Task prompt: Tally the lines of the listing that contain the word "application", then give the total and nothing else.

Task inputs:
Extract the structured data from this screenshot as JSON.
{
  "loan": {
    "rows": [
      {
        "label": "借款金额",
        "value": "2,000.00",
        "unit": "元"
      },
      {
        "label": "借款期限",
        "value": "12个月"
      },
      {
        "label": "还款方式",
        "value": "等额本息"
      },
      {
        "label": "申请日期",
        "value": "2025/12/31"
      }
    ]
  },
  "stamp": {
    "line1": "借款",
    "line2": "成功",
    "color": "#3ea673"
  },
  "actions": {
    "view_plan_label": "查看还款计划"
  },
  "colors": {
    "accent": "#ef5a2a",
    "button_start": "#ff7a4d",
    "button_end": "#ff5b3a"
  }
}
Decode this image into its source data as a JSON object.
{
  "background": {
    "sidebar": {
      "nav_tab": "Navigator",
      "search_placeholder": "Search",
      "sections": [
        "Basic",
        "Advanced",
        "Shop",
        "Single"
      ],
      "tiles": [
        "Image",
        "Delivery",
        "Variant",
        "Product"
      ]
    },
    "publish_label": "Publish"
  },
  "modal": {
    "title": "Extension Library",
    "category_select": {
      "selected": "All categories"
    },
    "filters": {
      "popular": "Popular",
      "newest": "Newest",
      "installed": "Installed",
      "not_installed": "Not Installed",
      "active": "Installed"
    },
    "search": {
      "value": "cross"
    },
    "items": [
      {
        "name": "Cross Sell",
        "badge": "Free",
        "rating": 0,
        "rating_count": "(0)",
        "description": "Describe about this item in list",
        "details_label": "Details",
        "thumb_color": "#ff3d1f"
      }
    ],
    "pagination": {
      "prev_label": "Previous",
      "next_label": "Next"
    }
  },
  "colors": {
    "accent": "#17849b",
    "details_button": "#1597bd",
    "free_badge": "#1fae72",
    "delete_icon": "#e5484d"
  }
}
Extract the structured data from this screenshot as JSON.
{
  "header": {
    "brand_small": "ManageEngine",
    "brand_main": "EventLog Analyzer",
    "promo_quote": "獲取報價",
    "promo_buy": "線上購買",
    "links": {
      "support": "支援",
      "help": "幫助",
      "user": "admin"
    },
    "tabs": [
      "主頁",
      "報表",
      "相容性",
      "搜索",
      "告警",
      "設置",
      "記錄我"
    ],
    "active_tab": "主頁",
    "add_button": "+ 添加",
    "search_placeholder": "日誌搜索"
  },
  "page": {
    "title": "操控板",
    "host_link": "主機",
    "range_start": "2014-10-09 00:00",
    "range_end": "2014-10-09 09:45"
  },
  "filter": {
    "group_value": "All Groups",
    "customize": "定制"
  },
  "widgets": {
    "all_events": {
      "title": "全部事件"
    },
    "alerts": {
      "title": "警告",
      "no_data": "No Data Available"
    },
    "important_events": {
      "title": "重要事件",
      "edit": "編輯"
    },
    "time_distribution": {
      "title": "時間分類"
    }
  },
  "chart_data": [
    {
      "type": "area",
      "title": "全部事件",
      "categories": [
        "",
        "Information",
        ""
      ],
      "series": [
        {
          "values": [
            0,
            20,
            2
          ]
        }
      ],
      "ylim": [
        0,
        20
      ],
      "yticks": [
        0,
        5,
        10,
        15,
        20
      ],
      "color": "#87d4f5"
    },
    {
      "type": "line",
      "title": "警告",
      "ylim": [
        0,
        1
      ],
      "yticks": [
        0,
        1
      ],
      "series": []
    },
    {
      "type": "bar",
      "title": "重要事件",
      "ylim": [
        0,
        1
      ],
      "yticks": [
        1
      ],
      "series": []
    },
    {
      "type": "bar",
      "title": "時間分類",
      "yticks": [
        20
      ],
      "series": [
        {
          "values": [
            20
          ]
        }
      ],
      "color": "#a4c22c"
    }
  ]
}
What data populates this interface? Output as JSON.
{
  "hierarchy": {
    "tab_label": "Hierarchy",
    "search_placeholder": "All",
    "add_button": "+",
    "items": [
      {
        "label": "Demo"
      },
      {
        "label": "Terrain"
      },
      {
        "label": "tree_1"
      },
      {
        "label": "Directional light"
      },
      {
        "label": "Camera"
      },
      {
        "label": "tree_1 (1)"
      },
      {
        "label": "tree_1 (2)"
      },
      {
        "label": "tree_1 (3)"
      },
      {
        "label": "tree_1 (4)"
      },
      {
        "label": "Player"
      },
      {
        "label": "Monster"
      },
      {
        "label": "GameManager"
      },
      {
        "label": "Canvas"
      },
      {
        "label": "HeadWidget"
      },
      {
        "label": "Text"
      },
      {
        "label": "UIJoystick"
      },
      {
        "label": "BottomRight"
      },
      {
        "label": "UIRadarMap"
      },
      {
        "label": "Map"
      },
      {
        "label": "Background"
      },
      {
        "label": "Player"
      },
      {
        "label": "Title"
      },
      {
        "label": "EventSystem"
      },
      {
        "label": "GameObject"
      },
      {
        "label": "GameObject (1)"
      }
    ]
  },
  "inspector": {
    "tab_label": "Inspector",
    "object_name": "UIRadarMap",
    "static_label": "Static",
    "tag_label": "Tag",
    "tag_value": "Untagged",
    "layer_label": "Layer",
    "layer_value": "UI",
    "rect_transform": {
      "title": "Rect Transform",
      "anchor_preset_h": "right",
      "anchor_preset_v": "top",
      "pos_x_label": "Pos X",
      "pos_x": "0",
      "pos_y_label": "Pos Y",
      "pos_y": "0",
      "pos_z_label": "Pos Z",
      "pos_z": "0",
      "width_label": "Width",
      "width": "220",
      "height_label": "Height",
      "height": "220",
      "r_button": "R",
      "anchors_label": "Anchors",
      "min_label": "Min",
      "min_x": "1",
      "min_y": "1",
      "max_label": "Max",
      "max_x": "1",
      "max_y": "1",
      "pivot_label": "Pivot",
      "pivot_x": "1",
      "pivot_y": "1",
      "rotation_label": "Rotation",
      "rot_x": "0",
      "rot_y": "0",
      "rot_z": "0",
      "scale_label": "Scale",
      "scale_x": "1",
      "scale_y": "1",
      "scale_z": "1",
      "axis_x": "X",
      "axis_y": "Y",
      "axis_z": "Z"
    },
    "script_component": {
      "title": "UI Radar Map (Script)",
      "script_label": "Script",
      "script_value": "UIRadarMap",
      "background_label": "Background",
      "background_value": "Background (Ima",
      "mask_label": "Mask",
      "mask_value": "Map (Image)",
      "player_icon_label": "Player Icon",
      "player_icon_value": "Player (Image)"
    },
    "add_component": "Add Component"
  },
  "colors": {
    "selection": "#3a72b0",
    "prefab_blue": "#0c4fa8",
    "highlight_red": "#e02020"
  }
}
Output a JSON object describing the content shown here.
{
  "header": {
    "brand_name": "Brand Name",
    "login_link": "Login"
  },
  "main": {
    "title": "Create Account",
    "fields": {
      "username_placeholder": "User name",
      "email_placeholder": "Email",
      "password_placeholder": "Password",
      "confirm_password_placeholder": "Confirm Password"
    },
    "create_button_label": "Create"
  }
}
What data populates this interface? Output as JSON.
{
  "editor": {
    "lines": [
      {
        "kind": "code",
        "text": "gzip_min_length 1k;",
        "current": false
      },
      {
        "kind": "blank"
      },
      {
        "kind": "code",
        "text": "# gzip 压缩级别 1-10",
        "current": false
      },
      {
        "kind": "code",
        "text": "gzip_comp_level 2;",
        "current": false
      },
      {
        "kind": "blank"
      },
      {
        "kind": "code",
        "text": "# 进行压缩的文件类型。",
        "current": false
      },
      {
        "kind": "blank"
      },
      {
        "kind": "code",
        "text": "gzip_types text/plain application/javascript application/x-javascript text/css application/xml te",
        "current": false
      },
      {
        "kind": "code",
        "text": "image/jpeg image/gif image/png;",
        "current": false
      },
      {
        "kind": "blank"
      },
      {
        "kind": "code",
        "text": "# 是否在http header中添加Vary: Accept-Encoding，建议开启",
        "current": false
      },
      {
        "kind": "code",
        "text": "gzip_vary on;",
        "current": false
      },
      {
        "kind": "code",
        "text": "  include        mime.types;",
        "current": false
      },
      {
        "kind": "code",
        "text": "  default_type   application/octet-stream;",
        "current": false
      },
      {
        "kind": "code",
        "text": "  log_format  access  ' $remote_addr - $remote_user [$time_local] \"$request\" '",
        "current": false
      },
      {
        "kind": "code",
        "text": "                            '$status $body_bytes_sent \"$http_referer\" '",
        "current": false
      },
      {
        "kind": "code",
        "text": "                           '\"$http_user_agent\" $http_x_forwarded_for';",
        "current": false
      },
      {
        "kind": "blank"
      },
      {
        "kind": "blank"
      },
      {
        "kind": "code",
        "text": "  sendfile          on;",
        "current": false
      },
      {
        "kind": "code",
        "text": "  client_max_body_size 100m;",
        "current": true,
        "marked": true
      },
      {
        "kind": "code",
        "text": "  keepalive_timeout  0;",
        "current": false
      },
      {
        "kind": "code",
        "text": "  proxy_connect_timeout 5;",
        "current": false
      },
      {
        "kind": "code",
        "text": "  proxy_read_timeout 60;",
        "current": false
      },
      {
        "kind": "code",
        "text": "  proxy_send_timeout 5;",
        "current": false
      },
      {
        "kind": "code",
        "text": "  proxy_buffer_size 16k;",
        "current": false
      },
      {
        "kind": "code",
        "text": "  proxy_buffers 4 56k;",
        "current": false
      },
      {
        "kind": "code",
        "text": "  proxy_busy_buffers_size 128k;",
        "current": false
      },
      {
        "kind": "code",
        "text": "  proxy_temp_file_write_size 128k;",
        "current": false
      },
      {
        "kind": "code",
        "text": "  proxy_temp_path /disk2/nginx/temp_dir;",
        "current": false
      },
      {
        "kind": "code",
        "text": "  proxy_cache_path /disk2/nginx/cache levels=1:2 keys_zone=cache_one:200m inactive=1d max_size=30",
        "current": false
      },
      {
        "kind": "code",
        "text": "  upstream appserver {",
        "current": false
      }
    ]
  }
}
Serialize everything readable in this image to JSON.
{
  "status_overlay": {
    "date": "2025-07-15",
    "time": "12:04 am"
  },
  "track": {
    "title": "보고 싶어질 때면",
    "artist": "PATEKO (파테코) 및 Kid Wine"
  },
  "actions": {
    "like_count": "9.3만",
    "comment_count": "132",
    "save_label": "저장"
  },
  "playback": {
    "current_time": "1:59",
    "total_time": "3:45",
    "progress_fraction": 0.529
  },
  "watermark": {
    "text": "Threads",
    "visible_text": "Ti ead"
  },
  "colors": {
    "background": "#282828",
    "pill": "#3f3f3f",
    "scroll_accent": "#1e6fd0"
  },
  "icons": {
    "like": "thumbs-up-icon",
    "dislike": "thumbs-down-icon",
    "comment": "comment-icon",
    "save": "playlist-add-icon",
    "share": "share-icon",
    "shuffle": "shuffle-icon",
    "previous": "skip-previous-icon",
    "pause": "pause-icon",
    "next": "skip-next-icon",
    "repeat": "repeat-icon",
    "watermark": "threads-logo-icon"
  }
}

The output: 2